* _WORK INSTRUCTIONS_: Search the records for the word "Competitive" and copy every line in which it occurs.

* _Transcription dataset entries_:
──────
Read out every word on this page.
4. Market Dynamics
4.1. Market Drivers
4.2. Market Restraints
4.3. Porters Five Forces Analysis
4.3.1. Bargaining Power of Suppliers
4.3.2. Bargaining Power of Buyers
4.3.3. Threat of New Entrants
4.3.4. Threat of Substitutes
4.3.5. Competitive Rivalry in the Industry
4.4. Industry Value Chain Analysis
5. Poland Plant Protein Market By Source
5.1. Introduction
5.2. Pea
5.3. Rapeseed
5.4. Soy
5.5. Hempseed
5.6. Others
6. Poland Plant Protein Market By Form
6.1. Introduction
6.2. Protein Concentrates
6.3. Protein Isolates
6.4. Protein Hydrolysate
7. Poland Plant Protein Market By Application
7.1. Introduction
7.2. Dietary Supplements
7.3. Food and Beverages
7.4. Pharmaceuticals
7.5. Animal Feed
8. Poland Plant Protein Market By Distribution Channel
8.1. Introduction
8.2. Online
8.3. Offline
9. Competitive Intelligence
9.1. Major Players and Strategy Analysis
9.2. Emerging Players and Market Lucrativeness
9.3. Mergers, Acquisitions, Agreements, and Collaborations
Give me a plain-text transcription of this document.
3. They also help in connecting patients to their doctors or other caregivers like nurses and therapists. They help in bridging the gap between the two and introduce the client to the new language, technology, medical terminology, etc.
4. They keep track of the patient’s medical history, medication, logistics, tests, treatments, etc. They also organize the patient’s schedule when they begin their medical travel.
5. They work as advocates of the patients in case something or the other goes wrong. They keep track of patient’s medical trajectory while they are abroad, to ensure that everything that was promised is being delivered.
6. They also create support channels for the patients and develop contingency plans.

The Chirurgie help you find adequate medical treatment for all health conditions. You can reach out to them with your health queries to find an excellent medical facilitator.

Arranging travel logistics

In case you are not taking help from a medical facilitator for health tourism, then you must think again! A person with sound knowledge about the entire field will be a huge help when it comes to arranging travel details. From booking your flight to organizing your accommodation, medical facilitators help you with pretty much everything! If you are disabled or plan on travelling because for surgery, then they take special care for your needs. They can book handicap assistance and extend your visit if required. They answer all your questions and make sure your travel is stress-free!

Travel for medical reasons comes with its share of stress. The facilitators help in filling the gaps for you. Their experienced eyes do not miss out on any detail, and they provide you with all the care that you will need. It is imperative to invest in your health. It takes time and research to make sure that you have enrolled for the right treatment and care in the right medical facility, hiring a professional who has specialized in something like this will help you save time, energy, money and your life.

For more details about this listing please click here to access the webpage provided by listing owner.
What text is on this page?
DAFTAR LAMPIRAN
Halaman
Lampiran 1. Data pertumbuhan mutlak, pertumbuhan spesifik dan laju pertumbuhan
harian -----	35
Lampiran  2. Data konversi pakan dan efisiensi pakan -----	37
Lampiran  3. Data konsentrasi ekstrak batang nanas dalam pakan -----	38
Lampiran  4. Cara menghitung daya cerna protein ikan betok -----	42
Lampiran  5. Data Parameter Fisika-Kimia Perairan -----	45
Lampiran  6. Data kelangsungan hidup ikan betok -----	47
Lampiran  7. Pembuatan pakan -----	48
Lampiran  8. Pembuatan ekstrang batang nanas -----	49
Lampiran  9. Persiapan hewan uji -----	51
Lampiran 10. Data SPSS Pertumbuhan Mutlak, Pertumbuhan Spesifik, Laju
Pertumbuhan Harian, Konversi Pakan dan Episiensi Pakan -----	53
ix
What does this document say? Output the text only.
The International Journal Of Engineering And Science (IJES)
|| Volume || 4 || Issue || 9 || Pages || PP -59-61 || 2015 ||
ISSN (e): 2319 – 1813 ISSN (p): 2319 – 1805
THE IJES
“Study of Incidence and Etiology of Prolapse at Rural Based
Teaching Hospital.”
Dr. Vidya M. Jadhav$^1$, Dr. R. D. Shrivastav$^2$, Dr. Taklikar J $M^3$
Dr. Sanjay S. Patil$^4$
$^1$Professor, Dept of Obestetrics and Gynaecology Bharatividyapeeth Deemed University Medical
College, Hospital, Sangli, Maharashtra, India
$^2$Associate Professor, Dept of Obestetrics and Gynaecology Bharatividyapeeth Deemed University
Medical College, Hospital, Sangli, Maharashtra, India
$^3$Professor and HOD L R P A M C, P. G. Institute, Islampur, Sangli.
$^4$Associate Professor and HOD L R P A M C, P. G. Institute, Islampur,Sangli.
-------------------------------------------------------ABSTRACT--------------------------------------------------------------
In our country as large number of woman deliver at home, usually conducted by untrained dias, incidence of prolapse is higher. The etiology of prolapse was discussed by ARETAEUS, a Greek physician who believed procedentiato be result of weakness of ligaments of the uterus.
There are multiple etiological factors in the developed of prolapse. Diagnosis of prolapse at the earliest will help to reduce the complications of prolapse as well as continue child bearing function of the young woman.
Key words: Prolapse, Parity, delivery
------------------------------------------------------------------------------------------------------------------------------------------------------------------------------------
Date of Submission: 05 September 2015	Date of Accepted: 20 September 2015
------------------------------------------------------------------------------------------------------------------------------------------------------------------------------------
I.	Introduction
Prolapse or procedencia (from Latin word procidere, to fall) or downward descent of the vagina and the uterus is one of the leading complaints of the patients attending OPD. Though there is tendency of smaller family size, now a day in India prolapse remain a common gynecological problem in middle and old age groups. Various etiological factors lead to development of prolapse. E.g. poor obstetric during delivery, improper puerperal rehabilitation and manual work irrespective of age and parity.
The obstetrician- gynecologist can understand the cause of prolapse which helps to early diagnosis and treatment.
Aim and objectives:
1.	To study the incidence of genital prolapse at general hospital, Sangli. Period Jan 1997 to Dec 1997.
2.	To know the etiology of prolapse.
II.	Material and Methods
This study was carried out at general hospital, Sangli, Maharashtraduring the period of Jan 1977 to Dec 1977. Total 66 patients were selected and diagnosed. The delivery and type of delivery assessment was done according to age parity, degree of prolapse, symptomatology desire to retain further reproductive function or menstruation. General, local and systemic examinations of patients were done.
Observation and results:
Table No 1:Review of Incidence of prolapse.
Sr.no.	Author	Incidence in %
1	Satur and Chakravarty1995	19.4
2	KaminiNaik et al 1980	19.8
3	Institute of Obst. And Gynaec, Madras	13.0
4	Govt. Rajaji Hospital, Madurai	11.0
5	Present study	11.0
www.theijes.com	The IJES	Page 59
──────
* _YOUR SOLUTION_:
4.3.5. Competitive Rivalry in the Industry
9. Competitive Intelligence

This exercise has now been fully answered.